## Start Material supplied

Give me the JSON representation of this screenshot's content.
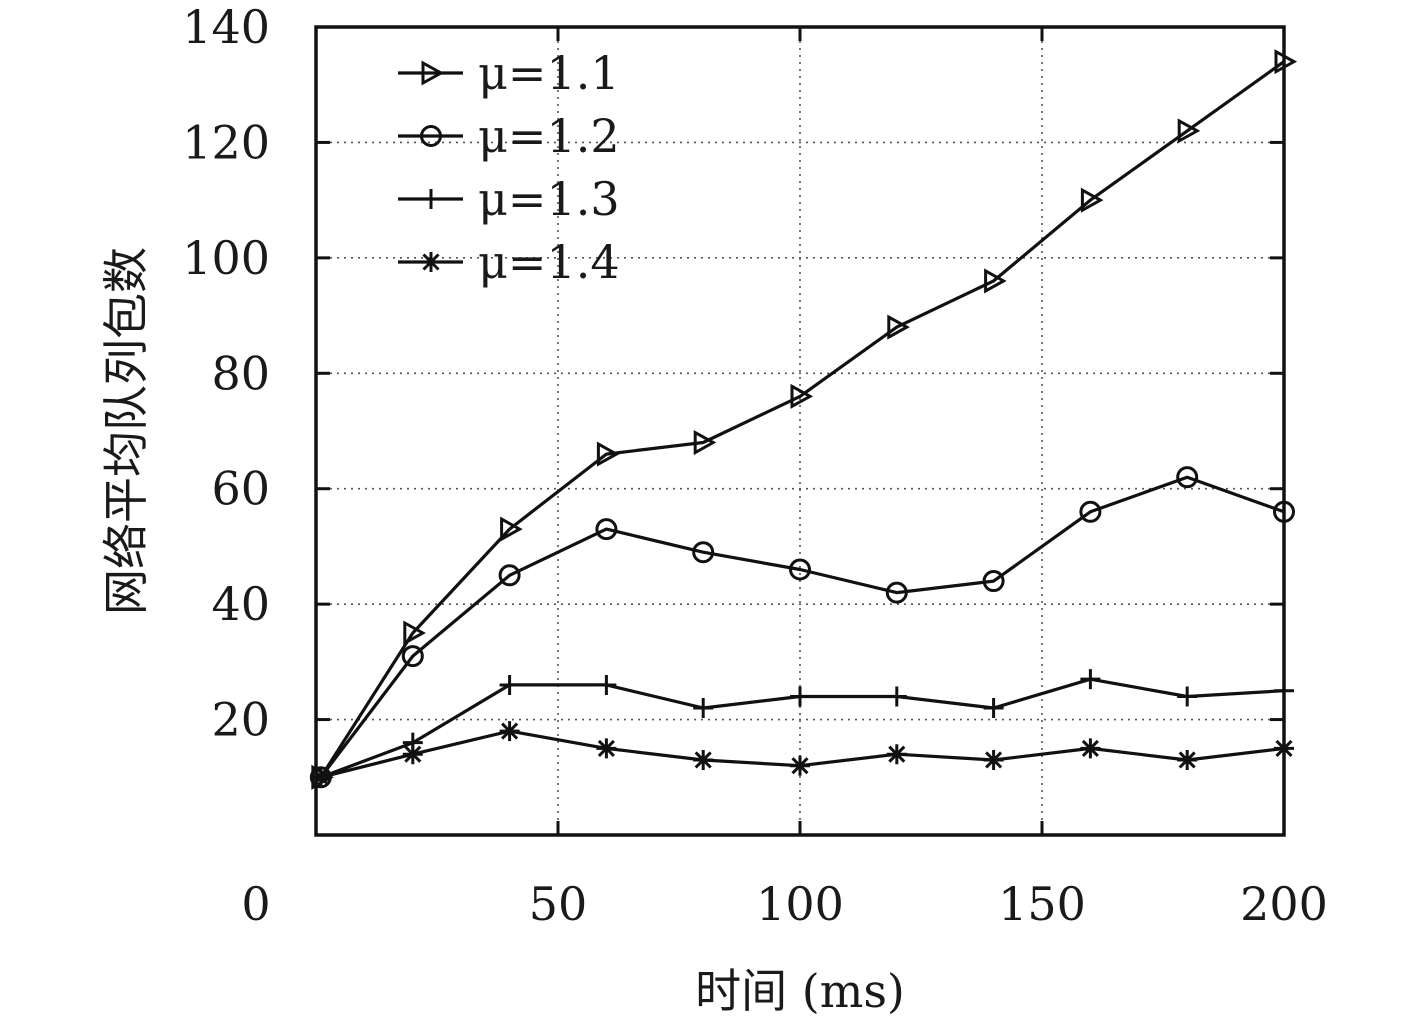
{
  "chart_data": {
    "type": "line",
    "title": "",
    "xlabel": "时间 (ms)",
    "ylabel": "网络平均队列包数",
    "xlim": [
      0,
      200
    ],
    "ylim": [
      0,
      140
    ],
    "x_ticks": [
      0,
      50,
      100,
      150,
      200
    ],
    "y_ticks": [
      20,
      40,
      60,
      80,
      100,
      120,
      140
    ],
    "grid": true,
    "legend_position": "top-left",
    "x": [
      1,
      20,
      40,
      60,
      80,
      100,
      120,
      140,
      160,
      180,
      200
    ],
    "series": [
      {
        "name": "μ=1.1",
        "marker": "triangle-right",
        "values": [
          10,
          35,
          53,
          66,
          68,
          76,
          88,
          96,
          110,
          122,
          134
        ]
      },
      {
        "name": "μ=1.2",
        "marker": "circle",
        "values": [
          10,
          31,
          45,
          53,
          49,
          46,
          42,
          44,
          56,
          62,
          56
        ]
      },
      {
        "name": "μ=1.3",
        "marker": "plus",
        "values": [
          10,
          16,
          26,
          26,
          22,
          24,
          24,
          22,
          27,
          24,
          25
        ]
      },
      {
        "name": "μ=1.4",
        "marker": "asterisk",
        "values": [
          10,
          14,
          18,
          15,
          13,
          12,
          14,
          13,
          15,
          13,
          15
        ]
      }
    ]
  }
}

## End Material supplied

▸ **Work to complete**
Of the lines above, how many hold the word "marker"? Say the number alone.

▸ **Finished exercise**
4